Show all lines of the listing that hold the word "perianthio".

--- begin ---

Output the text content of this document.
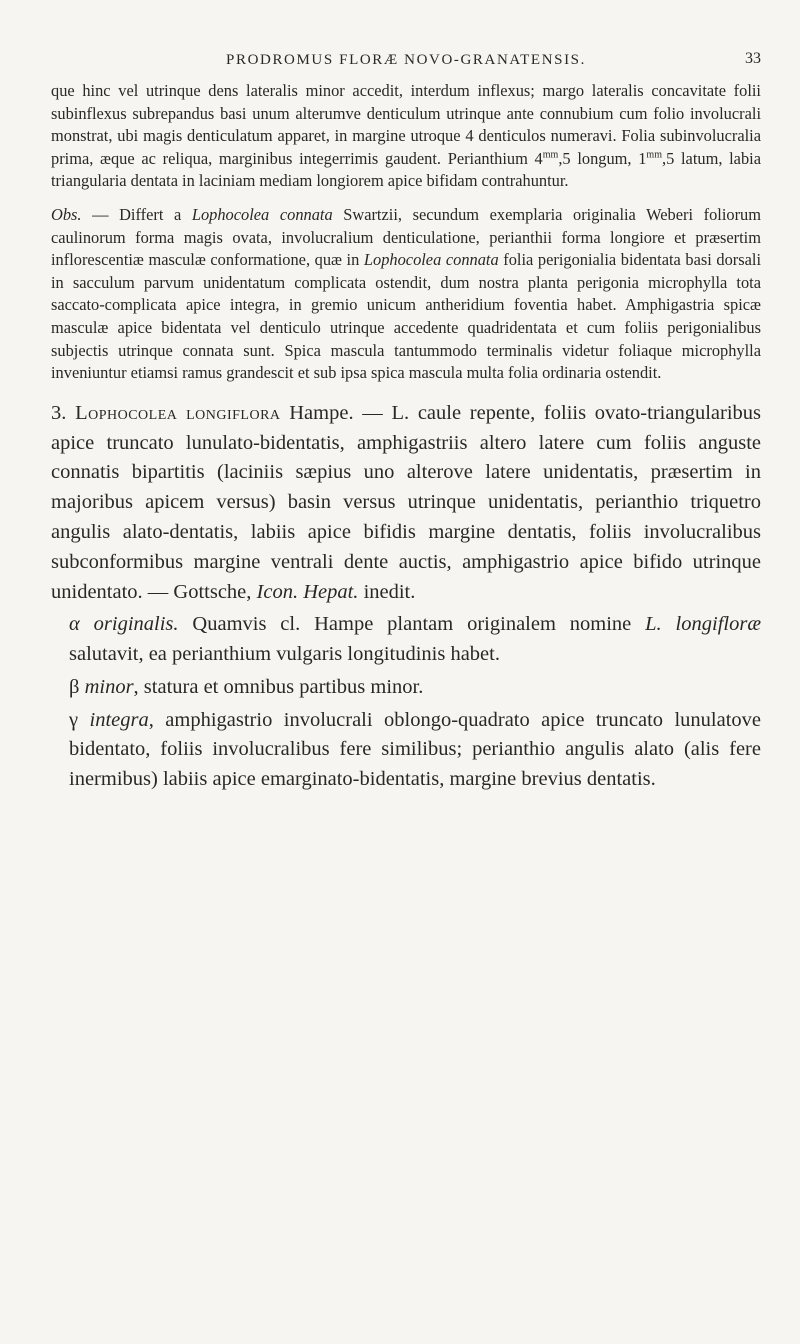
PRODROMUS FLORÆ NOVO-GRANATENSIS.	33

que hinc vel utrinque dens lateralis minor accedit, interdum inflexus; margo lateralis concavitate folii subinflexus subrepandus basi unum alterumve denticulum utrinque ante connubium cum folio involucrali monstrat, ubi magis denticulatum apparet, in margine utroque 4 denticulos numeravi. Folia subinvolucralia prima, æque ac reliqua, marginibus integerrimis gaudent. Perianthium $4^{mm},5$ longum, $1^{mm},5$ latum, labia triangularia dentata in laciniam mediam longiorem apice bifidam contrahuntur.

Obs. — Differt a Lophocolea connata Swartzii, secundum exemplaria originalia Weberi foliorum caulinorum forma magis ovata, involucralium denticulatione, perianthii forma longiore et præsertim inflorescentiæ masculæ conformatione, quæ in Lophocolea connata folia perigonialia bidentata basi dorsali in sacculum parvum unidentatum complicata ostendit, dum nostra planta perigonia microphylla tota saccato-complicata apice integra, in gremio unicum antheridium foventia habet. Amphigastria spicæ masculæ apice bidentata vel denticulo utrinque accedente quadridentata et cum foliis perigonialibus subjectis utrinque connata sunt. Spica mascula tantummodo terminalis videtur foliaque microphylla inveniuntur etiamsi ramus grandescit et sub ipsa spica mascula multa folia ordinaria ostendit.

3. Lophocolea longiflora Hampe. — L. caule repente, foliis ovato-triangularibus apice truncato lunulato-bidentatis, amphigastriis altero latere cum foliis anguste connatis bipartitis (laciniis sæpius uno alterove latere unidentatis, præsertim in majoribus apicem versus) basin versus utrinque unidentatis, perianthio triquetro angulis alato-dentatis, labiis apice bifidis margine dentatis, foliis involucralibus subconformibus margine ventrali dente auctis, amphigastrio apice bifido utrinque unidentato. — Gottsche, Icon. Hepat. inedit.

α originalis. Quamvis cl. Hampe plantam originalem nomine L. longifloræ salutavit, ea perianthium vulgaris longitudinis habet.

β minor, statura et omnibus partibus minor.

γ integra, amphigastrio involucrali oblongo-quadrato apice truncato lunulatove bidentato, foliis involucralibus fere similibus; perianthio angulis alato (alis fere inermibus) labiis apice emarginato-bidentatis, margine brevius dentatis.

--- end ---
--- begin ---

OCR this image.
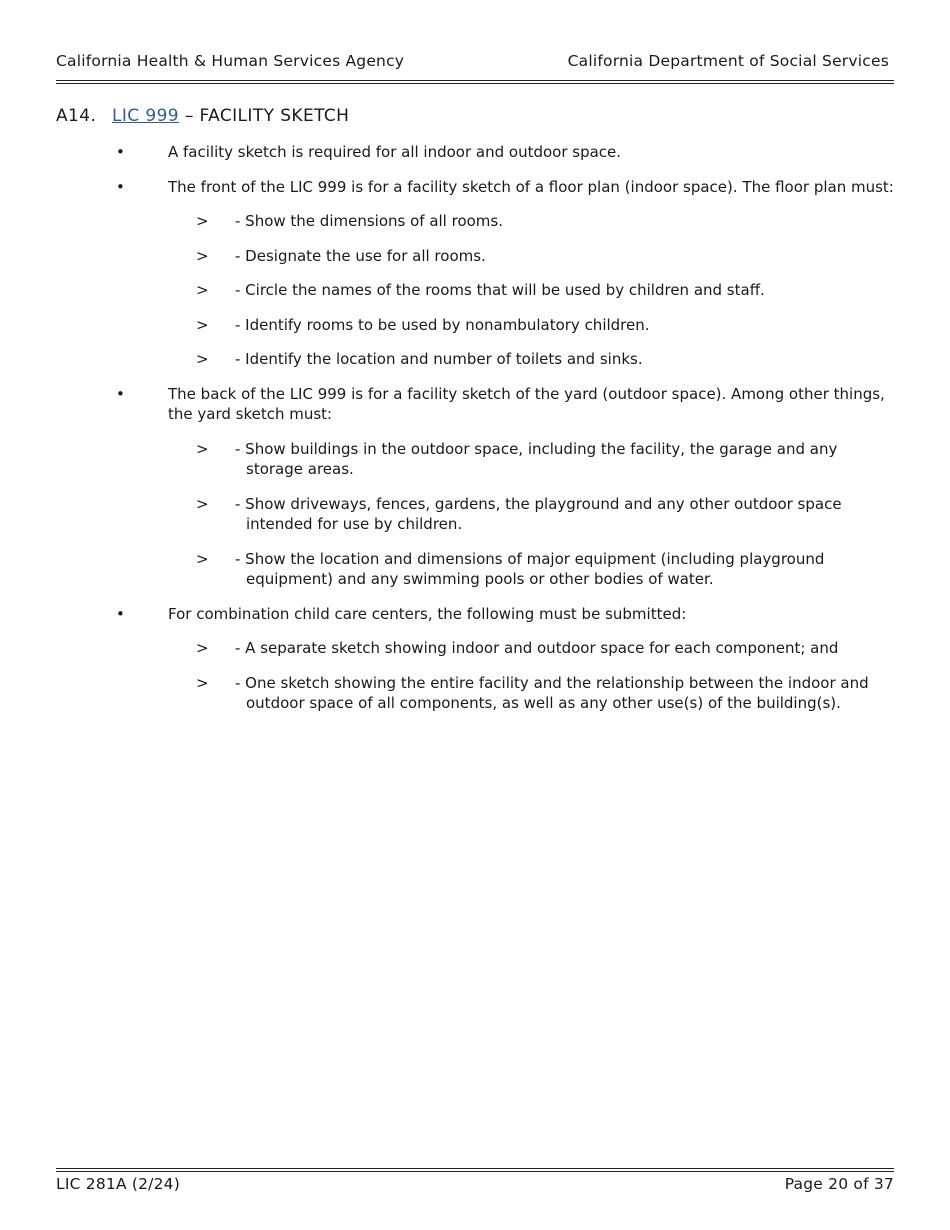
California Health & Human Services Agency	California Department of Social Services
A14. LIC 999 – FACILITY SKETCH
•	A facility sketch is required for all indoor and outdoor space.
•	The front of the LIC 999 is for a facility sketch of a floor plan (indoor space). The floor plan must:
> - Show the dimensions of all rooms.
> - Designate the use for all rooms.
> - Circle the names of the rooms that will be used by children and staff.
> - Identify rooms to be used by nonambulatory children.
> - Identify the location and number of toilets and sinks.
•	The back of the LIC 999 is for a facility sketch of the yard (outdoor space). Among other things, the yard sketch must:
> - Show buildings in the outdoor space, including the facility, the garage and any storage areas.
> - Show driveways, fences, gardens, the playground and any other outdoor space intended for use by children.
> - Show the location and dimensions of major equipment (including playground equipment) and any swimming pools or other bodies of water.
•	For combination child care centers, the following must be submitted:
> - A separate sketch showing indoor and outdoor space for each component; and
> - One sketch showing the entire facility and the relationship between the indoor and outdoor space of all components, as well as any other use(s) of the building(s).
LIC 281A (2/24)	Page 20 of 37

--- end ---
--- begin ---

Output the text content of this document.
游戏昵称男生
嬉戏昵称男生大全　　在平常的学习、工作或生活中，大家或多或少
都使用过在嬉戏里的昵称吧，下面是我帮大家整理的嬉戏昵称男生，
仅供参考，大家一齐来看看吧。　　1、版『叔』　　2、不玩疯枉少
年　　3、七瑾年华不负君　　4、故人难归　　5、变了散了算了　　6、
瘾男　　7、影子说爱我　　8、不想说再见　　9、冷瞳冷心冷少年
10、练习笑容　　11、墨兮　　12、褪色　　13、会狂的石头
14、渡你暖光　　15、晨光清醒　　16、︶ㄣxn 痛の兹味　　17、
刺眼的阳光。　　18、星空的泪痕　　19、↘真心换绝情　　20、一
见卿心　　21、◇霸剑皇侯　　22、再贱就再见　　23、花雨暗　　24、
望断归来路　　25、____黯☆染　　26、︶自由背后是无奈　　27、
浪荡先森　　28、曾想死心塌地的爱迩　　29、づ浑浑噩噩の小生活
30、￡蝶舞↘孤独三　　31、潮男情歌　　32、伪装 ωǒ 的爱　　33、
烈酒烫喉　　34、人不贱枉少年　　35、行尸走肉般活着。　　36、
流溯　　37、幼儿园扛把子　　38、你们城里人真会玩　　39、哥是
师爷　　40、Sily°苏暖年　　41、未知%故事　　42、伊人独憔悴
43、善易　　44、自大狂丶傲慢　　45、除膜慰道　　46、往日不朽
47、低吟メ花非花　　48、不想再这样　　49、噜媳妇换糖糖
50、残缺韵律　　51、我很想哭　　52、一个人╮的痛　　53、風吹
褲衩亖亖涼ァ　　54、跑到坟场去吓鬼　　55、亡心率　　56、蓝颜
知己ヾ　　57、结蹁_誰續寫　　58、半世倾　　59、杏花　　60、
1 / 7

--- end ---

● **Output for this task**:
3. Lophocolea longiflora Hampe. — L. caule repente, foliis ovato-triangularibus apice truncato lunulato-bidentatis, amphigastriis altero latere cum foliis anguste connatis bipartitis (laciniis sæpius uno alterove latere unidentatis, præsertim in majoribus apicem versus) basin versus utrinque unidentatis, perianthio triquetro angulis alato-dentatis, labiis apice bifidis margine dentatis, foliis involucralibus subconformibus margine ventrali dente auctis, amphigastrio apice bifido utrinque unidentato. — Gottsche, Icon. Hepat. inedit.
γ integra, amphigastrio involucrali oblongo-quadrato apice truncato lunulatove bidentato, foliis involucralibus fere similibus; perianthio angulis alato (alis fere inermibus) labiis apice emarginato-bidentatis, margine brevius dentatis.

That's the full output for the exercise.